== PROBLEM ==
Copy every line from the data below in which the string "number" can be found.

[Dataset listings of figures]

-- Begin --

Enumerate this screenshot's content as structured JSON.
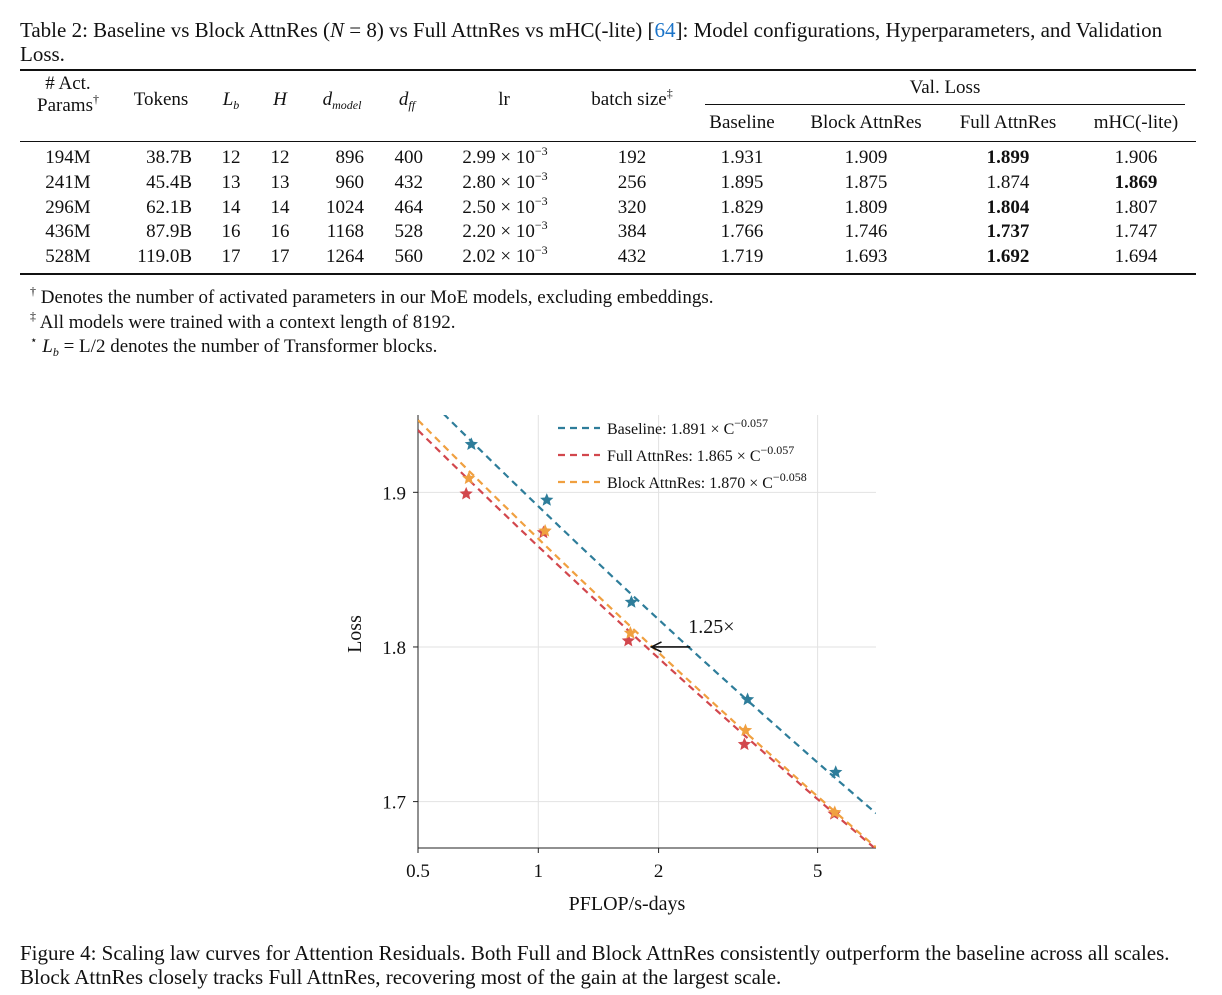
{
  "table": {
    "caption_prefix": "Table 2: Baseline vs Block AttnRes (",
    "caption_math": "N",
    "caption_eq": " = 8) vs Full AttnRes vs mHC(-lite) [",
    "caption_cite": "64",
    "caption_suffix": "]: Model configurations, Hyperparameters, and Validation Loss.",
    "headers": {
      "act_params_1": "# Act.",
      "act_params_2": "Params",
      "dagger": "†",
      "tokens": "Tokens",
      "lb": "L",
      "lb_sub": "b",
      "h": "H",
      "dmodel": "d",
      "dmodel_sub": "model",
      "dff": "d",
      "dff_sub": "ff",
      "lr": "lr",
      "batch": "batch size",
      "ddagger": "‡",
      "val_loss": "Val. Loss",
      "baseline": "Baseline",
      "block": "Block AttnRes",
      "full": "Full AttnRes",
      "mhc": "mHC(-lite)"
    },
    "rows": [
      {
        "params": "194M",
        "tokens": "38.7B",
        "lb": "12",
        "h": "12",
        "dmodel": "896",
        "dff": "400",
        "lr": "2.99 × 10",
        "lr_exp": "−3",
        "batch": "192",
        "baseline": "1.931",
        "block": "1.909",
        "full": "1.899",
        "mhc": "1.906"
      },
      {
        "params": "241M",
        "tokens": "45.4B",
        "lb": "13",
        "h": "13",
        "dmodel": "960",
        "dff": "432",
        "lr": "2.80 × 10",
        "lr_exp": "−3",
        "batch": "256",
        "baseline": "1.895",
        "block": "1.875",
        "full": "1.874",
        "mhc": "1.869"
      },
      {
        "params": "296M",
        "tokens": "62.1B",
        "lb": "14",
        "h": "14",
        "dmodel": "1024",
        "dff": "464",
        "lr": "2.50 × 10",
        "lr_exp": "−3",
        "batch": "320",
        "baseline": "1.829",
        "block": "1.809",
        "full": "1.804",
        "mhc": "1.807"
      },
      {
        "params": "436M",
        "tokens": "87.9B",
        "lb": "16",
        "h": "16",
        "dmodel": "1168",
        "dff": "528",
        "lr": "2.20 × 10",
        "lr_exp": "−3",
        "batch": "384",
        "baseline": "1.766",
        "block": "1.746",
        "full": "1.737",
        "mhc": "1.747"
      },
      {
        "params": "528M",
        "tokens": "119.0B",
        "lb": "17",
        "h": "17",
        "dmodel": "1264",
        "dff": "560",
        "lr": "2.02 × 10",
        "lr_exp": "−3",
        "batch": "432",
        "baseline": "1.719",
        "block": "1.693",
        "full": "1.692",
        "mhc": "1.694"
      }
    ],
    "bold_cells": [
      {
        "row": 0,
        "col": "full"
      },
      {
        "row": 1,
        "col": "mhc"
      },
      {
        "row": 2,
        "col": "full"
      },
      {
        "row": 3,
        "col": "full"
      },
      {
        "row": 4,
        "col": "full"
      }
    ],
    "notes": [
      {
        "mark": "†",
        "text": "Denotes the number of activated parameters in our MoE models, excluding embeddings."
      },
      {
        "mark": "‡",
        "text": "All models were trained with a context length of 8192."
      },
      {
        "mark": "⋆",
        "text": " = L/2 denotes the number of Transformer blocks.",
        "math_lead": "L",
        "math_sub": "b"
      }
    ]
  },
  "figure": {
    "caption": "Figure 4: Scaling law curves for Attention Residuals. Both Full and Block AttnRes consistently outperform the baseline across all scales. Block AttnRes closely tracks Full AttnRes, recovering most of the gain at the largest scale."
  },
  "chart_data": {
    "type": "line",
    "xlabel": "PFLOP/s-days",
    "ylabel": "Loss",
    "xscale": "log",
    "xlim": [
      0.5,
      7.0
    ],
    "ylim": [
      1.67,
      1.95
    ],
    "xticks": [
      {
        "value": 0.5,
        "label": "0.5"
      },
      {
        "value": 1,
        "label": "1"
      },
      {
        "value": 2,
        "label": "2"
      },
      {
        "value": 5,
        "label": "5"
      }
    ],
    "yticks": [
      {
        "value": 1.7,
        "label": "1.7"
      },
      {
        "value": 1.8,
        "label": "1.8"
      },
      {
        "value": 1.9,
        "label": "1.9"
      }
    ],
    "grid": true,
    "legend_position": "top-right",
    "annotation": {
      "text": "1.25×",
      "arrow_from_x": 2.4,
      "arrow_to_x": 1.92,
      "y": 1.8
    },
    "fits": [
      {
        "name": "Baseline",
        "label_text": "Baseline: 1.891 × C",
        "exponent_text": "−0.057",
        "a": 1.891,
        "b": -0.057,
        "color": "#2e7d9a"
      },
      {
        "name": "Full AttnRes",
        "label_text": "Full AttnRes: 1.865 × C",
        "exponent_text": "−0.057",
        "a": 1.865,
        "b": -0.057,
        "color": "#d2474d"
      },
      {
        "name": "Block AttnRes",
        "label_text": "Block AttnRes: 1.870 × C",
        "exponent_text": "−0.058",
        "a": 1.87,
        "b": -0.058,
        "color": "#f0a040"
      }
    ],
    "series": [
      {
        "name": "Baseline",
        "color": "#2e7d9a",
        "x": [
          0.68,
          1.05,
          1.71,
          3.34,
          5.55
        ],
        "y": [
          1.931,
          1.895,
          1.829,
          1.766,
          1.719
        ]
      },
      {
        "name": "Full AttnRes",
        "color": "#d2474d",
        "x": [
          0.66,
          1.03,
          1.68,
          3.28,
          5.5
        ],
        "y": [
          1.899,
          1.874,
          1.804,
          1.737,
          1.692
        ]
      },
      {
        "name": "Block AttnRes",
        "color": "#f0a040",
        "x": [
          0.67,
          1.04,
          1.7,
          3.3,
          5.52
        ],
        "y": [
          1.909,
          1.875,
          1.809,
          1.746,
          1.693
        ]
      }
    ]
  }
}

-- End --

== WRITTEN ANSWER ==
        "text": "Denotes the number of activated parameters in our MoE models, excluding embeddings."
        "text": " = L/2 denotes the number of Transformer blocks.",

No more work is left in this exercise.